■ Work to complete:
Copy each entry as it stands, leaving nothing out.

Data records

⁂

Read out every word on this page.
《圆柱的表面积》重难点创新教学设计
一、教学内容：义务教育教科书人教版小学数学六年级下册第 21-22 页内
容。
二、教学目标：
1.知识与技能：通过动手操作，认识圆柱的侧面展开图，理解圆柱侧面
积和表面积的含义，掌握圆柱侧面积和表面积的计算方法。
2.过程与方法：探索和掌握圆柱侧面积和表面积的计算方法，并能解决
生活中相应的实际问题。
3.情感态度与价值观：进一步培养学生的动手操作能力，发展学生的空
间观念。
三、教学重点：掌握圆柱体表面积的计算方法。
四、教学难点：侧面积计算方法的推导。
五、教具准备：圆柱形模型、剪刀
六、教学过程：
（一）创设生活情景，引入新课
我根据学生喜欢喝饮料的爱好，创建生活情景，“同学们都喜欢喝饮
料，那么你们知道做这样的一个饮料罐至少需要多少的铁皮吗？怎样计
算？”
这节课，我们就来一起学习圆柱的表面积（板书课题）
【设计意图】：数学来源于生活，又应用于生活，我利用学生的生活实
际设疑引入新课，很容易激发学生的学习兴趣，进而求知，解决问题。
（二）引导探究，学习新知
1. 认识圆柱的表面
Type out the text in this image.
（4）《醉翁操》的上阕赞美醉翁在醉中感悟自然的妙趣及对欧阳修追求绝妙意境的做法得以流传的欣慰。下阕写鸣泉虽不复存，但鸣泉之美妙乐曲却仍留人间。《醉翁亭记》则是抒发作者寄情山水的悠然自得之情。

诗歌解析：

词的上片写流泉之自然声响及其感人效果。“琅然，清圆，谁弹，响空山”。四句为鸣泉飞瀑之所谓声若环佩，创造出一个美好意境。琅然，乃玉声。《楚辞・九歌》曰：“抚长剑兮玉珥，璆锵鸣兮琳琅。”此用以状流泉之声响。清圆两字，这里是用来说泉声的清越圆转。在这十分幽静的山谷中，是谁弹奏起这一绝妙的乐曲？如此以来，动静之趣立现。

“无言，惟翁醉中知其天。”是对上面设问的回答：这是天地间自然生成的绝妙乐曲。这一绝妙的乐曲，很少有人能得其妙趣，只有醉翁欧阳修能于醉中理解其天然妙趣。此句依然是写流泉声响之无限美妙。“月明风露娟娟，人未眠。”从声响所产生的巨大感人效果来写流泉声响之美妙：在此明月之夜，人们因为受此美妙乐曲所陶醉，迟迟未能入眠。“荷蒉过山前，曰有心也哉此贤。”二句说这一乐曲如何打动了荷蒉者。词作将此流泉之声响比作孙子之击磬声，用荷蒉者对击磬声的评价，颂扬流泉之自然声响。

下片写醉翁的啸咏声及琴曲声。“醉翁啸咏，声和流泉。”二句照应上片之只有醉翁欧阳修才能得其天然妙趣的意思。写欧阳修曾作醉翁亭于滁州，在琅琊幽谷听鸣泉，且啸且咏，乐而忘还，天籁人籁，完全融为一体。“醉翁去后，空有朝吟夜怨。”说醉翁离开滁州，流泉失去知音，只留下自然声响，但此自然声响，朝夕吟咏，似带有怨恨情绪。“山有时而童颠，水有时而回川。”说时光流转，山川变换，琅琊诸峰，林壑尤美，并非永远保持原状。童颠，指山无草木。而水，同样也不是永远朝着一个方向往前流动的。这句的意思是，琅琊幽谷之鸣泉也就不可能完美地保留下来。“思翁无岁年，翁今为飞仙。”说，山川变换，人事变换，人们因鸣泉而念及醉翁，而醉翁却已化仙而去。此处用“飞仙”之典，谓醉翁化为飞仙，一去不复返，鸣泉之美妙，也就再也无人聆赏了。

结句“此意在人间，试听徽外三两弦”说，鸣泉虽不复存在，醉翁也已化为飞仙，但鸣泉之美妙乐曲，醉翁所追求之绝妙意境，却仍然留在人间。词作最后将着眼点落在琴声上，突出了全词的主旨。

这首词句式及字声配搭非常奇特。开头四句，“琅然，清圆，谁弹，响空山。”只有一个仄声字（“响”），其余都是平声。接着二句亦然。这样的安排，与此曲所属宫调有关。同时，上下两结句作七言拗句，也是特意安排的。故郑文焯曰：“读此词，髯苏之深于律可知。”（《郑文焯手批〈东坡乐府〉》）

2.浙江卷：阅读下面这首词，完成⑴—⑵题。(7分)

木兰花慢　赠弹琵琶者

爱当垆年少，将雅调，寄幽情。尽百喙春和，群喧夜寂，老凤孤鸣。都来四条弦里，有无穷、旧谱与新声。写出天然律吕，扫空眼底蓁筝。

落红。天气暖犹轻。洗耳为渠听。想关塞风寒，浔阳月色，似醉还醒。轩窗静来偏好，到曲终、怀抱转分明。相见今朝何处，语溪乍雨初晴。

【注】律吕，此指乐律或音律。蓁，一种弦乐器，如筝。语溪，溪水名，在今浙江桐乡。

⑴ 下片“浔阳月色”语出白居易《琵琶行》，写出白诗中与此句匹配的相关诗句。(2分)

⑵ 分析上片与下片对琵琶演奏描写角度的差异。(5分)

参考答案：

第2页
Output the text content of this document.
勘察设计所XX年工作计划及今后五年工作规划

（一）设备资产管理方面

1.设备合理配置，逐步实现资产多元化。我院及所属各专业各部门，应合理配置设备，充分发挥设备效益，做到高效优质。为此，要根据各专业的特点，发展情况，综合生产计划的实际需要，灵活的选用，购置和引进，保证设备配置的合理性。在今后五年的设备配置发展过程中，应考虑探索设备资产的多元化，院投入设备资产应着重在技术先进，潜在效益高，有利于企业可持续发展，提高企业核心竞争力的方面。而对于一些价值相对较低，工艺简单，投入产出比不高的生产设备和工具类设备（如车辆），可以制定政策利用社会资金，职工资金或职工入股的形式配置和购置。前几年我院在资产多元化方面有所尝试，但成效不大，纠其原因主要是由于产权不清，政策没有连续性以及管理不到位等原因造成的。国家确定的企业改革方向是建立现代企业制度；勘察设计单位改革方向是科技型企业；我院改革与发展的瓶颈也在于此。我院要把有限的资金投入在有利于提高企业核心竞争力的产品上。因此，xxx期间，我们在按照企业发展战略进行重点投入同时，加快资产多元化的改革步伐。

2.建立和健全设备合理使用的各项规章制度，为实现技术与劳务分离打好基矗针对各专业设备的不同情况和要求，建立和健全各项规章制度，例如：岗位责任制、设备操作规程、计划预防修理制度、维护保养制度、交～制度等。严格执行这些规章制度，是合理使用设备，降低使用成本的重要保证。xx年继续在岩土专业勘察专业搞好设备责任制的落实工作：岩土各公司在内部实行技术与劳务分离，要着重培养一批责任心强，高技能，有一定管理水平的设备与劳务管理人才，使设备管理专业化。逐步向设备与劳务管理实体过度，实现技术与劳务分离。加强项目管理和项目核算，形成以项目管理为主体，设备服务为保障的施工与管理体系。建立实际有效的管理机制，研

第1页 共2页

⁂

■ The completed task:
Read out every word on this page.
《圆柱的表面积》重难点创新教学设计
一、教学内容：义务教育教科书人教版小学数学六年级下册第 21-22 页内
容。
二、教学目标：
1.知识与技能：通过动手操作，认识圆柱的侧面展开图，理解圆柱侧面
积和表面积的含义，掌握圆柱侧面积和表面积的计算方法。
2.过程与方法：探索和掌握圆柱侧面积和表面积的计算方法，并能解决
生活中相应的实际问题。
3.情感态度与价值观：进一步培养学生的动手操作能力，发展学生的空
间观念。
三、教学重点：掌握圆柱体表面积的计算方法。
四、教学难点：侧面积计算方法的推导。
五、教具准备：圆柱形模型、剪刀
六、教学过程：
（一）创设生活情景，引入新课
我根据学生喜欢喝饮料的爱好，创建生活情景，“同学们都喜欢喝饮
料，那么你们知道做这样的一个饮料罐至少需要多少的铁皮吗？怎样计
算？”
这节课，我们就来一起学习圆柱的表面积（板书课题）
【设计意图】：数学来源于生活，又应用于生活，我利用学生的生活实
际设疑引入新课，很容易激发学生的学习兴趣，进而求知，解决问题。
（二）引导探究，学习新知
1. 认识圆柱的表面
Type out the text in this image.
（4）《醉翁操》的上阕赞美醉翁在醉中感悟自然的妙趣及对欧阳修追求绝妙意境的做法得以流传的欣慰。下阕写鸣泉虽不复存，但鸣泉之美妙乐曲却仍留人间。《醉翁亭记》则是抒发作者寄情山水的悠然自得之情。

诗歌解析：

词的上片写流泉之自然声响及其感人效果。“琅然，清圆，谁弹，响空山”。四句为鸣泉飞瀑之所谓声若环佩，创造出一个美好意境。琅然，乃玉声。《楚辞・九歌》曰：“抚长剑兮玉珥，璆锵鸣兮琳琅。”此用以状流泉之声响。清圆两字，这里是用来说泉声的清越圆转。在这十分幽静的山谷中，是谁弹奏起这一绝妙的乐曲？如此以来，动静之趣立现。

“无言，惟翁醉中知其天。”是对上面设问的回答：这是天地间自然生成的绝妙乐曲。这一绝妙的乐曲，很少有人能得其妙趣，只有醉翁欧阳修能于醉中理解其天然妙趣。此句依然是写流泉声响之无限美妙。“月明风露娟娟，人未眠。”从声响所产生的巨大感人效果来写流泉声响之美妙：在此明月之夜，人们因为受此美妙乐曲所陶醉，迟迟未能入眠。“荷蒉过山前，曰有心也哉此贤。”二句说这一乐曲如何打动了荷蒉者。词作将此流泉之声响比作孙子之击磬声，用荷蒉者对击磬声的评价，颂扬流泉之自然声响。

下片写醉翁的啸咏声及琴曲声。“醉翁啸咏，声和流泉。”二句照应上片之只有醉翁欧阳修才能得其天然妙趣的意思。写欧阳修曾作醉翁亭于滁州，在琅琊幽谷听鸣泉，且啸且咏，乐而忘还，天籁人籁，完全融为一体。“醉翁去后，空有朝吟夜怨。”说醉翁离开滁州，流泉失去知音，只留下自然声响，但此自然声响，朝夕吟咏，似带有怨恨情绪。“山有时而童颠，水有时而回川。”说时光流转，山川变换，琅琊诸峰，林壑尤美，并非永远保持原状。童颠，指山无草木。而水，同样也不是永远朝着一个方向往前流动的。这句的意思是，琅琊幽谷之鸣泉也就不可能完美地保留下来。“思翁无岁年，翁今为飞仙。”说，山川变换，人事变换，人们因鸣泉而念及醉翁，而醉翁却已化仙而去。此处用“飞仙”之典，谓醉翁化为飞仙，一去不复返，鸣泉之美妙，也就再也无人聆赏了。

结句“此意在人间，试听徽外三两弦”说，鸣泉虽不复存在，醉翁也已化为飞仙，但鸣泉之美妙乐曲，醉翁所追求之绝妙意境，却仍然留在人间。词作最后将着眼点落在琴声上，突出了全词的主旨。

这首词句式及字声配搭非常奇特。开头四句，“琅然，清圆，谁弹，响空山。”只有一个仄声字（“响”），其余都是平声。接着二句亦然。这样的安排，与此曲所属宫调有关。同时，上下两结句作七言拗句，也是特意安排的。故郑文焯曰：“读此词，髯苏之深于律可知。”（《郑文焯手批〈东坡乐府〉》）

2.浙江卷：阅读下面这首词，完成⑴—⑵题。(7分)

木兰花慢　赠弹琵琶者

爱当垆年少，将雅调，寄幽情。尽百喙春和，群喧夜寂，老凤孤鸣。都来四条弦里，有无穷、旧谱与新声。写出天然律吕，扫空眼底蓁筝。

落红。天气暖犹轻。洗耳为渠听。想关塞风寒，浔阳月色，似醉还醒。轩窗静来偏好，到曲终、怀抱转分明。相见今朝何处，语溪乍雨初晴。

【注】律吕，此指乐律或音律。蓁，一种弦乐器，如筝。语溪，溪水名，在今浙江桐乡。

⑴ 下片“浔阳月色”语出白居易《琵琶行》，写出白诗中与此句匹配的相关诗句。(2分)

⑵ 分析上片与下片对琵琶演奏描写角度的差异。(5分)

参考答案：

第2页
Output the text content of this document.
勘察设计所XX年工作计划及今后五年工作规划

（一）设备资产管理方面

1.设备合理配置，逐步实现资产多元化。我院及所属各专业各部门，应合理配置设备，充分发挥设备效益，做到高效优质。为此，要根据各专业的特点，发展情况，综合生产计划的实际需要，灵活的选用，购置和引进，保证设备配置的合理性。在今后五年的设备配置发展过程中，应考虑探索设备资产的多元化，院投入设备资产应着重在技术先进，潜在效益高，有利于企业可持续发展，提高企业核心竞争力的方面。而对于一些价值相对较低，工艺简单，投入产出比不高的生产设备和工具类设备（如车辆），可以制定政策利用社会资金，职工资金或职工入股的形式配置和购置。前几年我院在资产多元化方面有所尝试，但成效不大，纠其原因主要是由于产权不清，政策没有连续性以及管理不到位等原因造成的。国家确定的企业改革方向是建立现代企业制度；勘察设计单位改革方向是科技型企业；我院改革与发展的瓶颈也在于此。我院要把有限的资金投入在有利于提高企业核心竞争力的产品上。因此，xxx期间，我们在按照企业发展战略进行重点投入同时，加快资产多元化的改革步伐。

2.建立和健全设备合理使用的各项规章制度，为实现技术与劳务分离打好基矗针对各专业设备的不同情况和要求，建立和健全各项规章制度，例如：岗位责任制、设备操作规程、计划预防修理制度、维护保养制度、交～制度等。严格执行这些规章制度，是合理使用设备，降低使用成本的重要保证。xx年继续在岩土专业勘察专业搞好设备责任制的落实工作：岩土各公司在内部实行技术与劳务分离，要着重培养一批责任心强，高技能，有一定管理水平的设备与劳务管理人才，使设备管理专业化。逐步向设备与劳务管理实体过度，实现技术与劳务分离。加强项目管理和项目核算，形成以项目管理为主体，设备服务为保障的施工与管理体系。建立实际有效的管理机制，研

第1页 共2页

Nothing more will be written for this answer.